STATED TASK: Reproduce the entries verbatim, beginning at the line that contains "member-dash: - [236, 649, 241, 665]" and ending after the line that contains "subtitle-line: Правительственной комиссии".

DATA:
★ ★ ★ ★ ★
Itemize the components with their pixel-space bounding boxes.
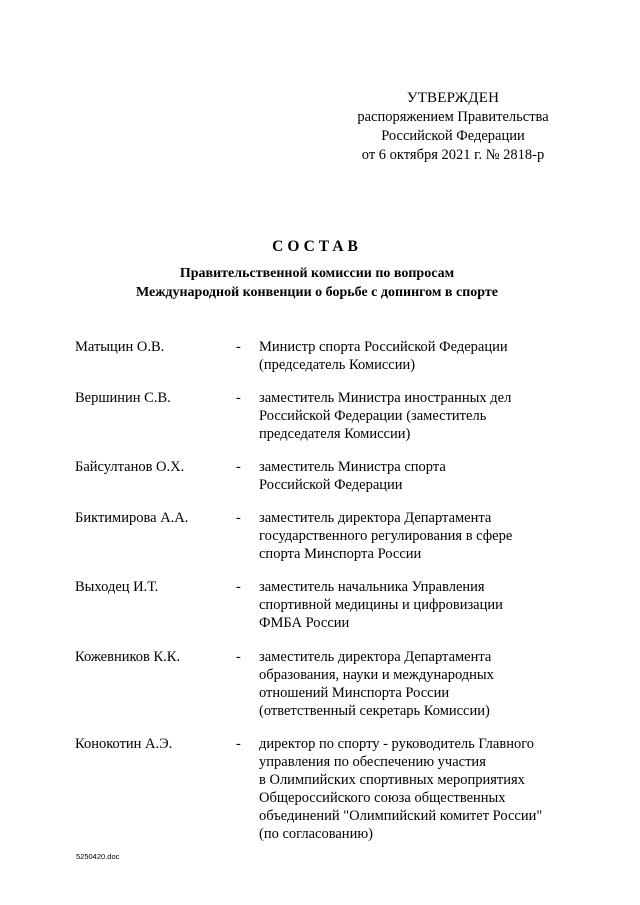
member-dash: - [236, 649, 241, 665]
member-row [0, 578, 640, 632]
member-role [259, 458, 564, 494]
member-role-line: отношений Минспорта России [259, 685, 450, 701]
file-name-footer: 5250420.doc [76, 852, 120, 861]
member-dash: - [236, 510, 241, 526]
member-role-line: председателя Комиссии) [259, 426, 411, 442]
member-row [0, 338, 640, 374]
member-role-line: заместитель директора Департамента [259, 510, 492, 526]
approval-block [330, 89, 576, 165]
member-role-line: Российской Федерации [259, 477, 403, 493]
member-role [259, 578, 564, 632]
member-dash: - [236, 459, 241, 475]
member-name: Байсултанов О.Х. [75, 459, 185, 475]
member-role-line: управления по обеспечению участия [259, 754, 486, 770]
member-role-line: государственного регулирования в сфере [259, 528, 513, 544]
approval-date-line: от 6 октября 2021 г. № 2818-р [361, 147, 545, 163]
member-dash: - [236, 390, 241, 406]
member-name: Вершинин С.В. [75, 390, 171, 406]
member-role-line: Общероссийского союза общественных [259, 790, 506, 806]
member-role-line: спорта Минспорта России [259, 546, 422, 562]
document-subtitle [0, 264, 634, 302]
member-role-line: заместитель Министра спорта [259, 459, 446, 475]
member-role [259, 735, 564, 843]
member-role-line: спортивной медицины и цифровизации [259, 597, 503, 613]
member-row [0, 648, 640, 720]
member-role-line: Министр спорта Российской Федерации [259, 339, 508, 355]
member-dash: - [236, 579, 241, 595]
member-name: Кожевников К.К. [75, 649, 181, 665]
member-role-line: образования, науки и международных [259, 667, 494, 683]
member-role-line: (председатель Комиссии) [259, 357, 416, 373]
member-name: Конокотин А.Э. [75, 736, 173, 752]
member-role-line: заместитель директора Департамента [259, 649, 492, 665]
member-name: Выходец И.Т. [75, 579, 159, 595]
members-list [0, 338, 640, 843]
member-role [259, 509, 564, 563]
subtitle-line: Правительственной комиссии по вопросам [179, 266, 455, 281]
member-role-line: в Олимпийских спортивных мероприятиях [259, 772, 525, 788]
member-row [0, 509, 640, 563]
document-title: СОСТАВ [272, 238, 362, 255]
member-name: Матыцин О.В. [75, 339, 165, 355]
member-role-line: Российской Федерации (заместитель [259, 408, 487, 424]
member-role [259, 648, 564, 720]
member-role [259, 338, 564, 374]
member-row [0, 458, 640, 494]
approval-heading: УТВЕРЖДЕН [406, 90, 500, 106]
member-name: Биктимирова А.А. [75, 510, 189, 526]
member-role-line: директор по спорту - руководитель Главного [259, 736, 535, 752]
member-role-line: объединений "Олимпийский комитет России" [259, 808, 543, 824]
approval-line: Российской Федерации [381, 128, 525, 144]
member-role-line: (ответственный секретарь Комиссии) [259, 703, 490, 719]
member-dash: - [236, 736, 241, 752]
member-dash: - [236, 339, 241, 355]
subtitle-line: Международной конвенции о борьбе с допингом в спорте [136, 285, 498, 300]
member-role-line: заместитель Министра иностранных дел [259, 390, 512, 406]
member-role-line: ФМБА России [259, 615, 350, 631]
member-role [259, 389, 564, 443]
approval-line: распоряжением Правительства [357, 109, 549, 125]
member-row [0, 389, 640, 443]
member-role-line: (по согласованию) [259, 826, 373, 842]
member-role-line: заместитель начальника Управления [259, 579, 485, 595]
member-row [0, 735, 640, 843]
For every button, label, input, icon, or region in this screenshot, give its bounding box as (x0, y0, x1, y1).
★ ★ ★ ★ ★
RESPONSE TO THIS TASK:
member-dash: - [236, 649, 241, 665]
member-row [0, 578, 640, 632]
member-role [259, 458, 564, 494]
member-role-line: отношений Минспорта России [259, 685, 450, 701]
file-name-footer: 5250420.doc [76, 852, 120, 861]
member-dash: - [236, 510, 241, 526]
member-role-line: председателя Комиссии) [259, 426, 411, 442]
member-row [0, 338, 640, 374]
member-role-line: заместитель директора Департамента [259, 510, 492, 526]
approval-block [330, 89, 576, 165]
member-role-line: Российской Федерации [259, 477, 403, 493]
member-role [259, 578, 564, 632]
member-dash: - [236, 459, 241, 475]
member-name: Байсултанов О.Х. [75, 459, 185, 475]
member-role-line: управления по обеспечению участия [259, 754, 486, 770]
member-role-line: государственного регулирования в сфере [259, 528, 513, 544]
approval-date-line: от 6 октября 2021 г. № 2818-р [361, 147, 545, 163]
member-dash: - [236, 390, 241, 406]
member-name: Вершинин С.В. [75, 390, 171, 406]
member-role-line: Общероссийского союза общественных [259, 790, 506, 806]
member-role-line: спорта Минспорта России [259, 546, 422, 562]
document-subtitle [0, 264, 634, 302]
member-role-line: заместитель Министра спорта [259, 459, 446, 475]
member-role [259, 735, 564, 843]
member-role-line: спортивной медицины и цифровизации [259, 597, 503, 613]
member-row [0, 648, 640, 720]
member-role-line: Министр спорта Российской Федерации [259, 339, 508, 355]
member-dash: - [236, 579, 241, 595]
member-name: Кожевников К.К. [75, 649, 181, 665]
member-role-line: образования, науки и международных [259, 667, 494, 683]
member-role-line: (председатель Комиссии) [259, 357, 416, 373]
member-name: Конокотин А.Э. [75, 736, 173, 752]
member-role-line: заместитель директора Департамента [259, 649, 492, 665]
member-name: Выходец И.Т. [75, 579, 159, 595]
members-list [0, 338, 640, 843]
member-role [259, 509, 564, 563]
subtitle-line: Правительственной комиссии по вопросам [179, 266, 455, 281]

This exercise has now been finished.